━━━ Data shown ━━━

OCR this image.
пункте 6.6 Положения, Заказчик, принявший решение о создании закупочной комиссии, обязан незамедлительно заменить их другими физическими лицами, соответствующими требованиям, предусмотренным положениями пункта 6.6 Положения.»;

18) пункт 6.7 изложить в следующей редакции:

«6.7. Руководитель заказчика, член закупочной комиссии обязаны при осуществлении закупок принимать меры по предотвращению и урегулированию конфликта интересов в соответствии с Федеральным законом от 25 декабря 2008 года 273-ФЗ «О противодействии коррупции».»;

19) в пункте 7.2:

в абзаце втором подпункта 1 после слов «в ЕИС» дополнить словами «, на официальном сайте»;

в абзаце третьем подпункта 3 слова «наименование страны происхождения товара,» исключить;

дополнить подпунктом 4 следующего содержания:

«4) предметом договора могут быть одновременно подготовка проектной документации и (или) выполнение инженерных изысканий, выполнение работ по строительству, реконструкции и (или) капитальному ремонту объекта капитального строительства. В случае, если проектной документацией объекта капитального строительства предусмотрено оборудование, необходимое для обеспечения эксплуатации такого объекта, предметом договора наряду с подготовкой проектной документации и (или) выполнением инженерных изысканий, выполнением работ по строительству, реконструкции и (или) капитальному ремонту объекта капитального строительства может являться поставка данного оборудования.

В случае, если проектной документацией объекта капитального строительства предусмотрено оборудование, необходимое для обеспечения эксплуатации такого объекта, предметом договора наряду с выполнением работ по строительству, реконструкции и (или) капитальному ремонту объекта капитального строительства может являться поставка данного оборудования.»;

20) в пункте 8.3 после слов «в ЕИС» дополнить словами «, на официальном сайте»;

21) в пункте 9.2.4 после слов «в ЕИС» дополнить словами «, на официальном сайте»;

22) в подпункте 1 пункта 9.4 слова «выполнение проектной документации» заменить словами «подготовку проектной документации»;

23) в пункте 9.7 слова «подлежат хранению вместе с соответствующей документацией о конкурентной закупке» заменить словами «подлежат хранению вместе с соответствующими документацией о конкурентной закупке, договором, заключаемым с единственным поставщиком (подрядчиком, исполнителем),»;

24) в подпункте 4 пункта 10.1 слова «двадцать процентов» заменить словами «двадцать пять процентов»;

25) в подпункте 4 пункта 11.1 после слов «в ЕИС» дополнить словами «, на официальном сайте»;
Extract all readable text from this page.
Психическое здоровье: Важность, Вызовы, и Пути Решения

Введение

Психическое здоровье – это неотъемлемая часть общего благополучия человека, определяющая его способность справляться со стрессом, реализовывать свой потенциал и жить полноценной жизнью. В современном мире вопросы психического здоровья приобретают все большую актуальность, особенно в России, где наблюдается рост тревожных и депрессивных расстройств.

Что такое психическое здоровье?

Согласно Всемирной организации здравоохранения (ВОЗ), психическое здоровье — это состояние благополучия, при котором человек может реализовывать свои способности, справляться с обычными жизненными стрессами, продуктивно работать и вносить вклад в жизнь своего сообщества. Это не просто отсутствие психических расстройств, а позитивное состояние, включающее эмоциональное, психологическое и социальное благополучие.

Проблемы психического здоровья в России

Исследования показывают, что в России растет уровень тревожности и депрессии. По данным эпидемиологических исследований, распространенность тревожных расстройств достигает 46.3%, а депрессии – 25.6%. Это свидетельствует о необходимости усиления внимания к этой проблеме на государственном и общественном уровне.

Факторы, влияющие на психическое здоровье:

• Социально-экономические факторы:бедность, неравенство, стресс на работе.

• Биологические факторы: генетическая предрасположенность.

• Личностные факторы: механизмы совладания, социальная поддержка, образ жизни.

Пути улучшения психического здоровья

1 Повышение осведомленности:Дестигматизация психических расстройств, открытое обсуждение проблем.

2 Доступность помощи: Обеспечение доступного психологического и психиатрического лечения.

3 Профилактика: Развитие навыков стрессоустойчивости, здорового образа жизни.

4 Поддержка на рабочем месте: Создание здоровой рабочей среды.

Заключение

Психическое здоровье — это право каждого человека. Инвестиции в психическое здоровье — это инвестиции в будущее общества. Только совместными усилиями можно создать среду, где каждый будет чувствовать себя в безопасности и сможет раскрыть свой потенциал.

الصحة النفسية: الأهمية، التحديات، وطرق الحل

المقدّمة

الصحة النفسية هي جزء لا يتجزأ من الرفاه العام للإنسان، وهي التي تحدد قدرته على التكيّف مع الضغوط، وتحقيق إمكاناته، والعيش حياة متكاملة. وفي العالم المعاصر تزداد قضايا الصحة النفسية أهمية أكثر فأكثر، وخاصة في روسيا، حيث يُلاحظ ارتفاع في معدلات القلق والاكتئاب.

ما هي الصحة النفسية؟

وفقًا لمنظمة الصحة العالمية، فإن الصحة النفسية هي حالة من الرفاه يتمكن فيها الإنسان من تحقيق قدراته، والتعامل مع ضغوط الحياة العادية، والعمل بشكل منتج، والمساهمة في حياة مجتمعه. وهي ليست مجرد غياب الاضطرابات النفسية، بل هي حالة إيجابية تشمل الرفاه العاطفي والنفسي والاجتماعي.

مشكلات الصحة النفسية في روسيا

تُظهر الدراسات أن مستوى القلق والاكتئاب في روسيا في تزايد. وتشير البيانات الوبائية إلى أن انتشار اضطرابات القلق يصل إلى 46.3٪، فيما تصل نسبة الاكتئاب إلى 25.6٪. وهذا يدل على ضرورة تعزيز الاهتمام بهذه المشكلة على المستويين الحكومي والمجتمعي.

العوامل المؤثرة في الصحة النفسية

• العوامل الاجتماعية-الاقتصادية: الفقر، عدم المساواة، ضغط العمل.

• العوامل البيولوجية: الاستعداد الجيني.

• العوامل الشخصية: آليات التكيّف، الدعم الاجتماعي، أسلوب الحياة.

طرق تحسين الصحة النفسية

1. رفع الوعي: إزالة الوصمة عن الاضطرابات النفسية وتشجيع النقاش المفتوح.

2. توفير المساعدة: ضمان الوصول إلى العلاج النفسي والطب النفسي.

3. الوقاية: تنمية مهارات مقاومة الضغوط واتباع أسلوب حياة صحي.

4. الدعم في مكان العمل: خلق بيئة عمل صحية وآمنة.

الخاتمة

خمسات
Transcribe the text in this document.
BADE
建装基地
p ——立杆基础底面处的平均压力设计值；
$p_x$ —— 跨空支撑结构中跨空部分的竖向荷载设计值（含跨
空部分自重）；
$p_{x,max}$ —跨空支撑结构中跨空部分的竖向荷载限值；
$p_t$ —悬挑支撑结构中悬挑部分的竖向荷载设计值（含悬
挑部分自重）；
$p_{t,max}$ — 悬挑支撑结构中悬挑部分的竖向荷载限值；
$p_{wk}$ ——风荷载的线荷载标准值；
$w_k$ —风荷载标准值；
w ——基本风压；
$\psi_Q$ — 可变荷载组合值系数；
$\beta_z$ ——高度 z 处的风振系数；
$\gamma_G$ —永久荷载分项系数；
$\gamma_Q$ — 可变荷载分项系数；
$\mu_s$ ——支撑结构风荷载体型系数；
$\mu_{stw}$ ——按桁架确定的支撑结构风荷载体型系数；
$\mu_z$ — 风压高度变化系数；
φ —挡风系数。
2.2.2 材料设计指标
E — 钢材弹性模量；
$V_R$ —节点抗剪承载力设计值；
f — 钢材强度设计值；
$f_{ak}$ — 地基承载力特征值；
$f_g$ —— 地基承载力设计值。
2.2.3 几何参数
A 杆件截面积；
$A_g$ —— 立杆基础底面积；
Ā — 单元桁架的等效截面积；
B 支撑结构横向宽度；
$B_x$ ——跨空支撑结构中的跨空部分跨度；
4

━━━

§ Work to complete
Set all of the entries down again, exactly as they were given.

§ Answer for this exercise
OCR this image.
пункте 6.6 Положения, Заказчик, принявший решение о создании закупочной комиссии, обязан незамедлительно заменить их другими физическими лицами, соответствующими требованиям, предусмотренным положениями пункта 6.6 Положения.»;

18) пункт 6.7 изложить в следующей редакции:

«6.7. Руководитель заказчика, член закупочной комиссии обязаны при осуществлении закупок принимать меры по предотвращению и урегулированию конфликта интересов в соответствии с Федеральным законом от 25 декабря 2008 года 273-ФЗ «О противодействии коррупции».»;

19) в пункте 7.2:

в абзаце втором подпункта 1 после слов «в ЕИС» дополнить словами «, на официальном сайте»;

в абзаце третьем подпункта 3 слова «наименование страны происхождения товара,» исключить;

дополнить подпунктом 4 следующего содержания:

«4) предметом договора могут быть одновременно подготовка проектной документации и (или) выполнение инженерных изысканий, выполнение работ по строительству, реконструкции и (или) капитальному ремонту объекта капитального строительства. В случае, если проектной документацией объекта капитального строительства предусмотрено оборудование, необходимое для обеспечения эксплуатации такого объекта, предметом договора наряду с подготовкой проектной документации и (или) выполнением инженерных изысканий, выполнением работ по строительству, реконструкции и (или) капитальному ремонту объекта капитального строительства может являться поставка данного оборудования.

В случае, если проектной документацией объекта капитального строительства предусмотрено оборудование, необходимое для обеспечения эксплуатации такого объекта, предметом договора наряду с выполнением работ по строительству, реконструкции и (или) капитальному ремонту объекта капитального строительства может являться поставка данного оборудования.»;

20) в пункте 8.3 после слов «в ЕИС» дополнить словами «, на официальном сайте»;

21) в пункте 9.2.4 после слов «в ЕИС» дополнить словами «, на официальном сайте»;

22) в подпункте 1 пункта 9.4 слова «выполнение проектной документации» заменить словами «подготовку проектной документации»;

23) в пункте 9.7 слова «подлежат хранению вместе с соответствующей документацией о конкурентной закупке» заменить словами «подлежат хранению вместе с соответствующими документацией о конкурентной закупке, договором, заключаемым с единственным поставщиком (подрядчиком, исполнителем),»;

24) в подпункте 4 пункта 10.1 слова «двадцать процентов» заменить словами «двадцать пять процентов»;

25) в подпункте 4 пункта 11.1 после слов «в ЕИС» дополнить словами «, на официальном сайте»;
Extract all readable text from this page.
Психическое здоровье: Важность, Вызовы, и Пути Решения

Введение

Психическое здоровье – это неотъемлемая часть общего благополучия человека, определяющая его способность справляться со стрессом, реализовывать свой потенциал и жить полноценной жизнью. В современном мире вопросы психического здоровья приобретают все большую актуальность, особенно в России, где наблюдается рост тревожных и депрессивных расстройств.

Что такое психическое здоровье?

Согласно Всемирной организации здравоохранения (ВОЗ), психическое здоровье — это состояние благополучия, при котором человек может реализовывать свои способности, справляться с обычными жизненными стрессами, продуктивно работать и вносить вклад в жизнь своего сообщества. Это не просто отсутствие психических расстройств, а позитивное состояние, включающее эмоциональное, психологическое и социальное благополучие.

Проблемы психического здоровья в России

Исследования показывают, что в России растет уровень тревожности и депрессии. По данным эпидемиологических исследований, распространенность тревожных расстройств достигает 46.3%, а депрессии – 25.6%. Это свидетельствует о необходимости усиления внимания к этой проблеме на государственном и общественном уровне.

Факторы, влияющие на психическое здоровье:

• Социально-экономические факторы:бедность, неравенство, стресс на работе.

• Биологические факторы: генетическая предрасположенность.

• Личностные факторы: механизмы совладания, социальная поддержка, образ жизни.

Пути улучшения психического здоровья

1 Повышение осведомленности:Дестигматизация психических расстройств, открытое обсуждение проблем.

2 Доступность помощи: Обеспечение доступного психологического и психиатрического лечения.

3 Профилактика: Развитие навыков стрессоустойчивости, здорового образа жизни.

4 Поддержка на рабочем месте: Создание здоровой рабочей среды.

Заключение

Психическое здоровье — это право каждого человека. Инвестиции в психическое здоровье — это инвестиции в будущее общества. Только совместными усилиями можно создать среду, где каждый будет чувствовать себя в безопасности и сможет раскрыть свой потенциал.

الصحة النفسية: الأهمية، التحديات، وطرق الحل

المقدّمة

الصحة النفسية هي جزء لا يتجزأ من الرفاه العام للإنسان، وهي التي تحدد قدرته على التكيّف مع الضغوط، وتحقيق إمكاناته، والعيش حياة متكاملة. وفي العالم المعاصر تزداد قضايا الصحة النفسية أهمية أكثر فأكثر، وخاصة في روسيا، حيث يُلاحظ ارتفاع في معدلات القلق والاكتئاب.

ما هي الصحة النفسية؟

وفقًا لمنظمة الصحة العالمية، فإن الصحة النفسية هي حالة من الرفاه يتمكن فيها الإنسان من تحقيق قدراته، والتعامل مع ضغوط الحياة العادية، والعمل بشكل منتج، والمساهمة في حياة مجتمعه. وهي ليست مجرد غياب الاضطرابات النفسية، بل هي حالة إيجابية تشمل الرفاه العاطفي والنفسي والاجتماعي.

مشكلات الصحة النفسية في روسيا

تُظهر الدراسات أن مستوى القلق والاكتئاب في روسيا في تزايد. وتشير البيانات الوبائية إلى أن انتشار اضطرابات القلق يصل إلى 46.3٪، فيما تصل نسبة الاكتئاب إلى 25.6٪. وهذا يدل على ضرورة تعزيز الاهتمام بهذه المشكلة على المستويين الحكومي والمجتمعي.

العوامل المؤثرة في الصحة النفسية

• العوامل الاجتماعية-الاقتصادية: الفقر، عدم المساواة، ضغط العمل.

• العوامل البيولوجية: الاستعداد الجيني.

• العوامل الشخصية: آليات التكيّف، الدعم الاجتماعي، أسلوب الحياة.

طرق تحسين الصحة النفسية

1. رفع الوعي: إزالة الوصمة عن الاضطرابات النفسية وتشجيع النقاش المفتوح.

2. توفير المساعدة: ضمان الوصول إلى العلاج النفسي والطب النفسي.

3. الوقاية: تنمية مهارات مقاومة الضغوط واتباع أسلوب حياة صحي.

4. الدعم في مكان العمل: خلق بيئة عمل صحية وآمنة.

الخاتمة

خمسات
Transcribe the text in this document.
BADE
建装基地
p ——立杆基础底面处的平均压力设计值；
$p_x$ —— 跨空支撑结构中跨空部分的竖向荷载设计值（含跨
空部分自重）；
$p_{x,max}$ —跨空支撑结构中跨空部分的竖向荷载限值；
$p_t$ —悬挑支撑结构中悬挑部分的竖向荷载设计值（含悬
挑部分自重）；
$p_{t,max}$ — 悬挑支撑结构中悬挑部分的竖向荷载限值；
$p_{wk}$ ——风荷载的线荷载标准值；
$w_k$ —风荷载标准值；
w ——基本风压；
$\psi_Q$ — 可变荷载组合值系数；
$\beta_z$ ——高度 z 处的风振系数；
$\gamma_G$ —永久荷载分项系数；
$\gamma_Q$ — 可变荷载分项系数；
$\mu_s$ ——支撑结构风荷载体型系数；
$\mu_{stw}$ ——按桁架确定的支撑结构风荷载体型系数；
$\mu_z$ — 风压高度变化系数；
φ —挡风系数。
2.2.2 材料设计指标
E — 钢材弹性模量；
$V_R$ —节点抗剪承载力设计值；
f — 钢材强度设计值；
$f_{ak}$ — 地基承载力特征值；
$f_g$ —— 地基承载力设计值。
2.2.3 几何参数
A 杆件截面积；
$A_g$ —— 立杆基础底面积；
Ā — 单元桁架的等效截面积；
B 支撑结构横向宽度；
$B_x$ ——跨空支撑结构中的跨空部分跨度；
4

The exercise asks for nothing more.